** What you should do **
Go through the entries below and pick out every line with "JSON".

** Excerpts from a figure dataset **

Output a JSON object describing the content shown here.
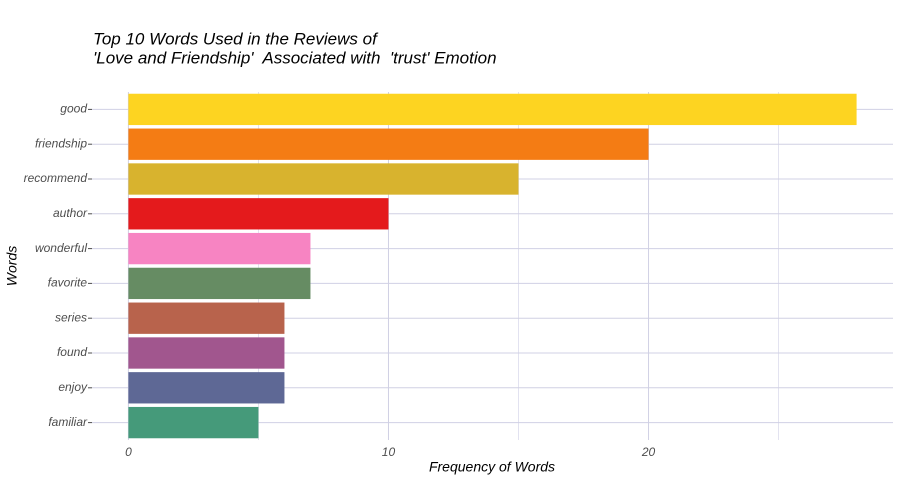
{
  "chart_data": {
    "type": "bar",
    "orientation": "horizontal",
    "title": [
      "Top 10 Words Used in the Reviews of",
      "'Love and Friendship'  Associated with  'trust' Emotion"
    ],
    "x_label": "Frequency of Words",
    "y_label": "Words",
    "categories": [
      "good",
      "friendship",
      "recommend",
      "author",
      "wonderful",
      "favorite",
      "series",
      "found",
      "enjoy",
      "familiar"
    ],
    "values": [
      28,
      20,
      15,
      10,
      7,
      7,
      6,
      6,
      6,
      5
    ],
    "colors": [
      "#fdd421",
      "#f47c14",
      "#d8b32e",
      "#e41a1c",
      "#f784c2",
      "#668c63",
      "#b8634c",
      "#a1568e",
      "#5e6895",
      "#459a7a"
    ],
    "xlim": [
      -1.4,
      29.4
    ],
    "xticks": [
      0,
      10,
      20
    ],
    "xminor": [
      5,
      15,
      25
    ],
    "grid": true
  }
}
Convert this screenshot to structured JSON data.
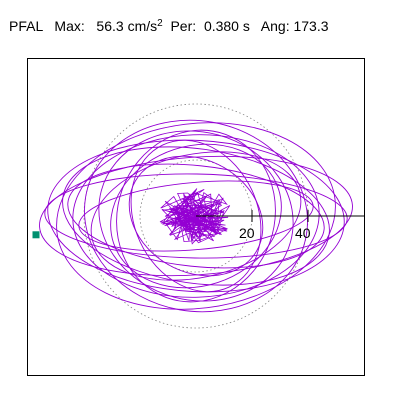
{
  "header": {
    "station": "PFAL",
    "max_label": "Max:",
    "max_value": "56.3",
    "max_unit": "cm/s",
    "max_unit_power": "2",
    "per_label": "Per:",
    "per_value": "0.380 s",
    "ang_label": "Ang:",
    "ang_value": "173.3"
  },
  "colors": {
    "trace": "#9400d3",
    "marker": "#009070",
    "grid": "#808080",
    "axis": "#000000"
  },
  "chart_data": {
    "type": "scatter",
    "title": "",
    "xlabel": "",
    "ylabel": "",
    "x_ticks": [
      "20",
      "40"
    ],
    "range_rings": [
      20,
      40
    ],
    "xlim": [
      -62,
      62
    ],
    "ylim": [
      -62,
      62
    ],
    "peak": {
      "value": 56.3,
      "angle_deg": 173.3
    },
    "orbits": [
      {
        "a": 56,
        "b": 21,
        "rot": -4
      },
      {
        "a": 53,
        "b": 27,
        "rot": 3
      },
      {
        "a": 50,
        "b": 33,
        "rot": -7
      },
      {
        "a": 46,
        "b": 18,
        "rot": 6
      },
      {
        "a": 44,
        "b": 29,
        "rot": -2
      },
      {
        "a": 40,
        "b": 34,
        "rot": 10
      },
      {
        "a": 38,
        "b": 22,
        "rot": -12
      },
      {
        "a": 35,
        "b": 30,
        "rot": 15
      },
      {
        "a": 31,
        "b": 25,
        "rot": -18
      },
      {
        "a": 28,
        "b": 31,
        "rot": 20
      },
      {
        "a": 54,
        "b": 15,
        "rot": 1
      },
      {
        "a": 48,
        "b": 24,
        "rot": 8
      },
      {
        "a": 42,
        "b": 12,
        "rot": -5
      },
      {
        "a": 25,
        "b": 20,
        "rot": 30
      },
      {
        "a": 22,
        "b": 28,
        "rot": -25
      }
    ],
    "core": {
      "count": 160,
      "radius": 12
    }
  }
}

** Problem solution **
Output a JSON object describing the content shown here.
Convert this screenshot to structured JSON data.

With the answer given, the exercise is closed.